=== DATA SHOWN ===
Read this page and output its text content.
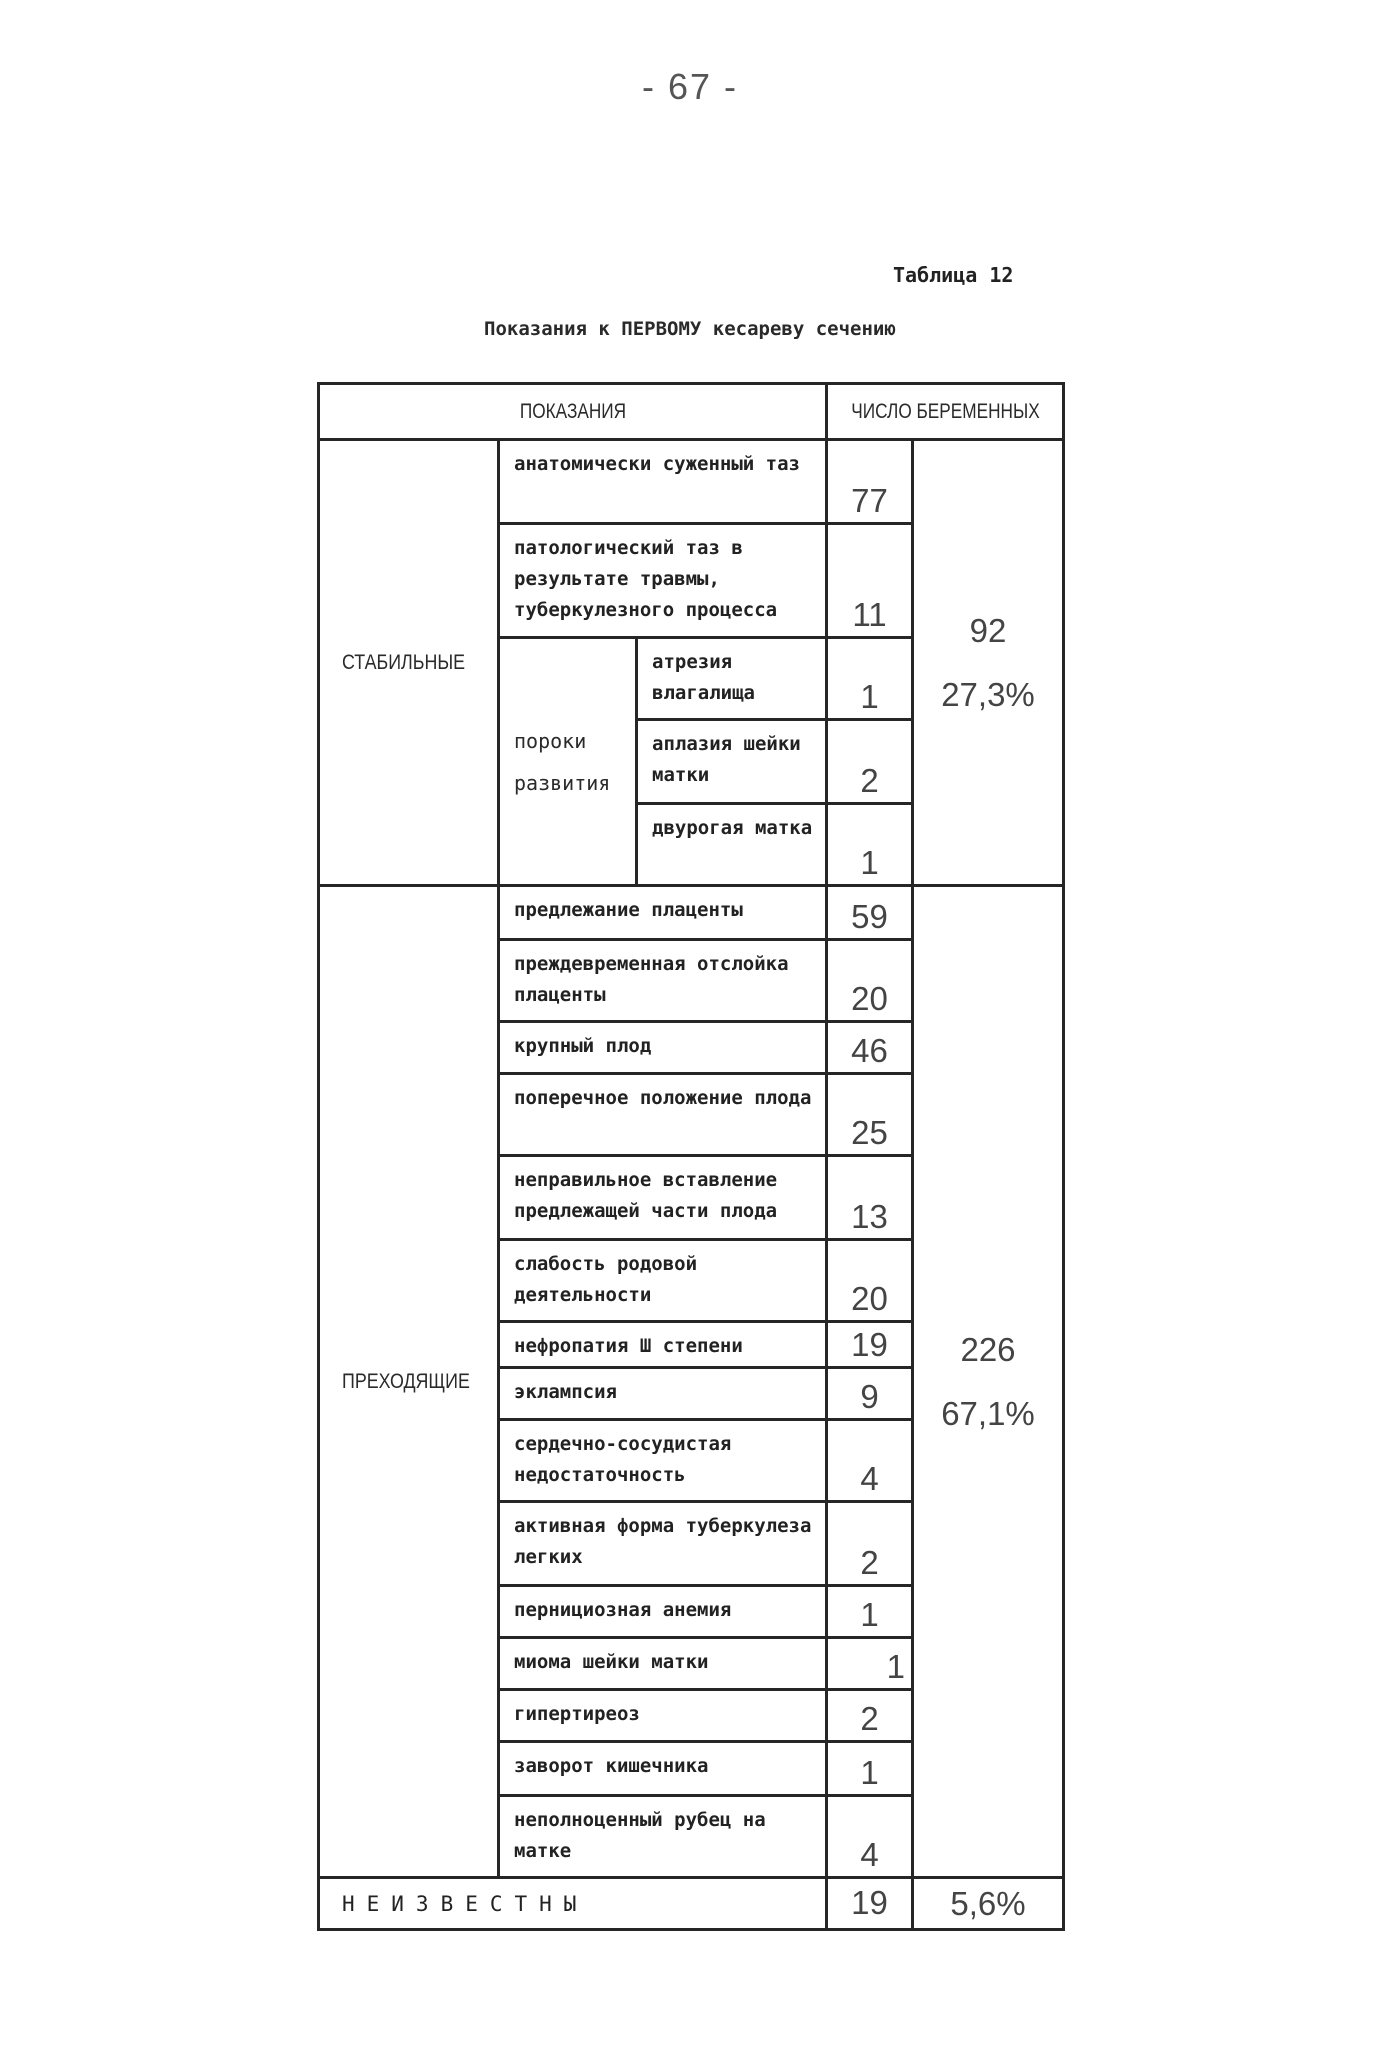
- 67 -
Таблица 12
Показания к ПЕРВОМУ кесареву сечению
ПОКАЗАНИЯ			ЧИСЛО БЕРЕМЕННЫХ	
СТАБИЛЬНЫЕ	анатомически суженный таз		77	92
27,3%

	патологический таз в результате травмы, туберкулезного процесса		11	
	пороки развития	атрезия влагалища	1	
		аплазия шейки матки	2	
		двурогая матка	1	
ПРЕХОДЯЩИЕ	предлежание плаценты		59	226
67,1%

	преждевременная отслойка плаценты		20	
	крупный плод		46	
	поперечное положение плода		25	
	неправильное вставление предлежащей части плода		13	
	слабость родовой деятельности		20	
	нефропатия Ш степени		19	
	эклампсия		9	
	сердечно-сосудистая недостаточность		4	
	активная форма туберкулеза легких		2	
	пернициозная анемия		1	
	миома шейки матки		1	
	гипертиреоз		2	
	заворот кишечника		1	
	неполноценный рубец на матке		4	
НЕИЗВЕСТНЫ			19	5,6%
===
■ **STATED EXERCISE**
Return the whole listing, word for word, and leave out every picture.

■ **RESULT**
Read this page and output its text content.
- 67 -
Таблица 12
Показания к ПЕРВОМУ кесареву сечению
ПОКАЗАНИЯ			ЧИСЛО БЕРЕМЕННЫХ	
СТАБИЛЬНЫЕ	анатомически суженный таз		77	92
27,3%

	патологический таз в результате травмы, туберкулезного процесса		11	
	пороки развития	атрезия влагалища	1	
		аплазия шейки матки	2	
		двурогая матка	1	
ПРЕХОДЯЩИЕ	предлежание плаценты		59	226
67,1%

	преждевременная отслойка плаценты		20	
	крупный плод		46	
	поперечное положение плода		25	
	неправильное вставление предлежащей части плода		13	
	слабость родовой деятельности		20	
	нефропатия Ш степени		19	
	эклампсия		9	
	сердечно-сосудистая недостаточность		4	
	активная форма туберкулеза легких		2	
	пернициозная анемия		1	
	миома шейки матки		1	
	гипертиреоз		2	
	заворот кишечника		1	
	неполноценный рубец на матке		4	
НЕИЗВЕСТНЫ			19	5,6%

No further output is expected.